§ The request:
Take down each entry exactly as written.

§ Records for this exercise:
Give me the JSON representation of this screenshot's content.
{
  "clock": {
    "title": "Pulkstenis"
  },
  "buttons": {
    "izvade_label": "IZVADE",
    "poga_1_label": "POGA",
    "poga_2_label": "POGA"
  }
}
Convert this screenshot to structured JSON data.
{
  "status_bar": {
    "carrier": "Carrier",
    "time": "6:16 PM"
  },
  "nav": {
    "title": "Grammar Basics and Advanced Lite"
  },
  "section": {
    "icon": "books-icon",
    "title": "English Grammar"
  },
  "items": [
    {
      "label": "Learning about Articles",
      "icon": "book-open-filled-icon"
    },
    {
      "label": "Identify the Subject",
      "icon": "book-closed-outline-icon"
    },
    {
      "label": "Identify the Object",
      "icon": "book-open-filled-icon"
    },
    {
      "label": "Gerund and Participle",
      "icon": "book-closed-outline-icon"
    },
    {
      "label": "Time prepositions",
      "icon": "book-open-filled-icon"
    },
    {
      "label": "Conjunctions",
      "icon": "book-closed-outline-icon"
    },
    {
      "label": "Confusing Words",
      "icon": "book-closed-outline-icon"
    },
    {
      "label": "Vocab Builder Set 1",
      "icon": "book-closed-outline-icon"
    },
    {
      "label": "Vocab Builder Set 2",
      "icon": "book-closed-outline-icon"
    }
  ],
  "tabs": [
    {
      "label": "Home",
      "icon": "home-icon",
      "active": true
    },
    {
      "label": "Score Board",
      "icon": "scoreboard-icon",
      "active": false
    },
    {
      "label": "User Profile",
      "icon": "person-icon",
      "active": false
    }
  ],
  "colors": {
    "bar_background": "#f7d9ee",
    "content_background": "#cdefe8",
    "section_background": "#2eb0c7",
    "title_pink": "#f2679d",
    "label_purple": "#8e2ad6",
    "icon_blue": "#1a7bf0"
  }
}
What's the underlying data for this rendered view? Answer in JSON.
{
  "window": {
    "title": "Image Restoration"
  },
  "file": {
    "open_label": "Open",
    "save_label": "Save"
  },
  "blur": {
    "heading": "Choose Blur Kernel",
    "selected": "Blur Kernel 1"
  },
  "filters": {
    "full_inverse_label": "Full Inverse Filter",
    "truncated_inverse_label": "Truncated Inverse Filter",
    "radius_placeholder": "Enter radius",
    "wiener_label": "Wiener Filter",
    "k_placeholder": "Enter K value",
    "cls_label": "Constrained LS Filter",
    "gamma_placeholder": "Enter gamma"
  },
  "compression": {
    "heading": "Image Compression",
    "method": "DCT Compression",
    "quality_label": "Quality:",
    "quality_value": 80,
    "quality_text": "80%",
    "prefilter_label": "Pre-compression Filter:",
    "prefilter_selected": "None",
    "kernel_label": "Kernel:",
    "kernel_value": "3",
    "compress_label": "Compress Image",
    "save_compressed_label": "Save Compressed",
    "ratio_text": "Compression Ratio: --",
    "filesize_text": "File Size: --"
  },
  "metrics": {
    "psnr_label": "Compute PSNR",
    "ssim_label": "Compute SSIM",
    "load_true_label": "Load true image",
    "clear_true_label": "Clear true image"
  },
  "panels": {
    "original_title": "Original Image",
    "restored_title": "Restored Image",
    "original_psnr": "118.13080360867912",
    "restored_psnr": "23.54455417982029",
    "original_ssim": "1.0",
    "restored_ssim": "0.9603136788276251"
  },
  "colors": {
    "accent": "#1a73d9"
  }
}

§ Problem solution:
Give me the JSON representation of this screenshot's content.
{
  "clock": {
    "title": "Pulkstenis"
  },
  "buttons": {
    "izvade_label": "IZVADE",
    "poga_1_label": "POGA",
    "poga_2_label": "POGA"
  }
}
Convert this screenshot to structured JSON data.
{
  "status_bar": {
    "carrier": "Carrier",
    "time": "6:16 PM"
  },
  "nav": {
    "title": "Grammar Basics and Advanced Lite"
  },
  "section": {
    "icon": "books-icon",
    "title": "English Grammar"
  },
  "items": [
    {
      "label": "Learning about Articles",
      "icon": "book-open-filled-icon"
    },
    {
      "label": "Identify the Subject",
      "icon": "book-closed-outline-icon"
    },
    {
      "label": "Identify the Object",
      "icon": "book-open-filled-icon"
    },
    {
      "label": "Gerund and Participle",
      "icon": "book-closed-outline-icon"
    },
    {
      "label": "Time prepositions",
      "icon": "book-open-filled-icon"
    },
    {
      "label": "Conjunctions",
      "icon": "book-closed-outline-icon"
    },
    {
      "label": "Confusing Words",
      "icon": "book-closed-outline-icon"
    },
    {
      "label": "Vocab Builder Set 1",
      "icon": "book-closed-outline-icon"
    },
    {
      "label": "Vocab Builder Set 2",
      "icon": "book-closed-outline-icon"
    }
  ],
  "tabs": [
    {
      "label": "Home",
      "icon": "home-icon",
      "active": true
    },
    {
      "label": "Score Board",
      "icon": "scoreboard-icon",
      "active": false
    },
    {
      "label": "User Profile",
      "icon": "person-icon",
      "active": false
    }
  ],
  "colors": {
    "bar_background": "#f7d9ee",
    "content_background": "#cdefe8",
    "section_background": "#2eb0c7",
    "title_pink": "#f2679d",
    "label_purple": "#8e2ad6",
    "icon_blue": "#1a7bf0"
  }
}
What's the underlying data for this rendered view? Answer in JSON.
{
  "window": {
    "title": "Image Restoration"
  },
  "file": {
    "open_label": "Open",
    "save_label": "Save"
  },
  "blur": {
    "heading": "Choose Blur Kernel",
    "selected": "Blur Kernel 1"
  },
  "filters": {
    "full_inverse_label": "Full Inverse Filter",
    "truncated_inverse_label": "Truncated Inverse Filter",
    "radius_placeholder": "Enter radius",
    "wiener_label": "Wiener Filter",
    "k_placeholder": "Enter K value",
    "cls_label": "Constrained LS Filter",
    "gamma_placeholder": "Enter gamma"
  },
  "compression": {
    "heading": "Image Compression",
    "method": "DCT Compression",
    "quality_label": "Quality:",
    "quality_value": 80,
    "quality_text": "80%",
    "prefilter_label": "Pre-compression Filter:",
    "prefilter_selected": "None",
    "kernel_label": "Kernel:",
    "kernel_value": "3",
    "compress_label": "Compress Image",
    "save_compressed_label": "Save Compressed",
    "ratio_text": "Compression Ratio: --",
    "filesize_text": "File Size: --"
  },
  "metrics": {
    "psnr_label": "Compute PSNR",
    "ssim_label": "Compute SSIM",
    "load_true_label": "Load true image",
    "clear_true_label": "Clear true image"
  },
  "panels": {
    "original_title": "Original Image",
    "restored_title": "Restored Image",
    "original_psnr": "118.13080360867912",
    "restored_psnr": "23.54455417982029",
    "original_ssim": "1.0",
    "restored_ssim": "0.9603136788276251"
  },
  "colors": {
    "accent": "#1a73d9"
  }
}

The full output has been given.